Aim: Copy out the complete listing, word for word.

Data provided:
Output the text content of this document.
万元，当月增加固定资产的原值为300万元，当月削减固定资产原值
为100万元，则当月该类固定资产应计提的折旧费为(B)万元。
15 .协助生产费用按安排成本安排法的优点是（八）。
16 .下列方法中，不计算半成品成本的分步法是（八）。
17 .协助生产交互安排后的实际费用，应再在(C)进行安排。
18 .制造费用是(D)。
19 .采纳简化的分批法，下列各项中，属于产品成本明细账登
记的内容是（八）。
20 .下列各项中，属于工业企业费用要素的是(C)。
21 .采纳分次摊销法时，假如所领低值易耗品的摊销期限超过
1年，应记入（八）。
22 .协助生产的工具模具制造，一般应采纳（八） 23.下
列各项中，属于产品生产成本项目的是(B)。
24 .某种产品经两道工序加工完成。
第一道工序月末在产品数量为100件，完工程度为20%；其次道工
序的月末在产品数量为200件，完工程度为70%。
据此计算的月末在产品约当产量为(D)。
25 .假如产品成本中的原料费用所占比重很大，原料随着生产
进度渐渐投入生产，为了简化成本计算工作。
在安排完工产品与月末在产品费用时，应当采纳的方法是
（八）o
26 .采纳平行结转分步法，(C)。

Completed exercise:
Output the text content of this document.
万元，当月增加固定资产的原值为300万元，当月削减固定资产原值
为100万元，则当月该类固定资产应计提的折旧费为(B)万元。
15 .协助生产费用按安排成本安排法的优点是（八）。
16 .下列方法中，不计算半成品成本的分步法是（八）。
17 .协助生产交互安排后的实际费用，应再在(C)进行安排。
18 .制造费用是(D)。
19 .采纳简化的分批法，下列各项中，属于产品成本明细账登
记的内容是（八）。
20 .下列各项中，属于工业企业费用要素的是(C)。
21 .采纳分次摊销法时，假如所领低值易耗品的摊销期限超过
1年，应记入（八）。
22 .协助生产的工具模具制造，一般应采纳（八） 23.下
列各项中，属于产品生产成本项目的是(B)。
24 .某种产品经两道工序加工完成。
第一道工序月末在产品数量为100件，完工程度为20%；其次道工
序的月末在产品数量为200件，完工程度为70%。
据此计算的月末在产品约当产量为(D)。
25 .假如产品成本中的原料费用所占比重很大，原料随着生产
进度渐渐投入生产，为了简化成本计算工作。
在安排完工产品与月末在产品费用时，应当采纳的方法是
（八）o
26 .采纳平行结转分步法，(C)。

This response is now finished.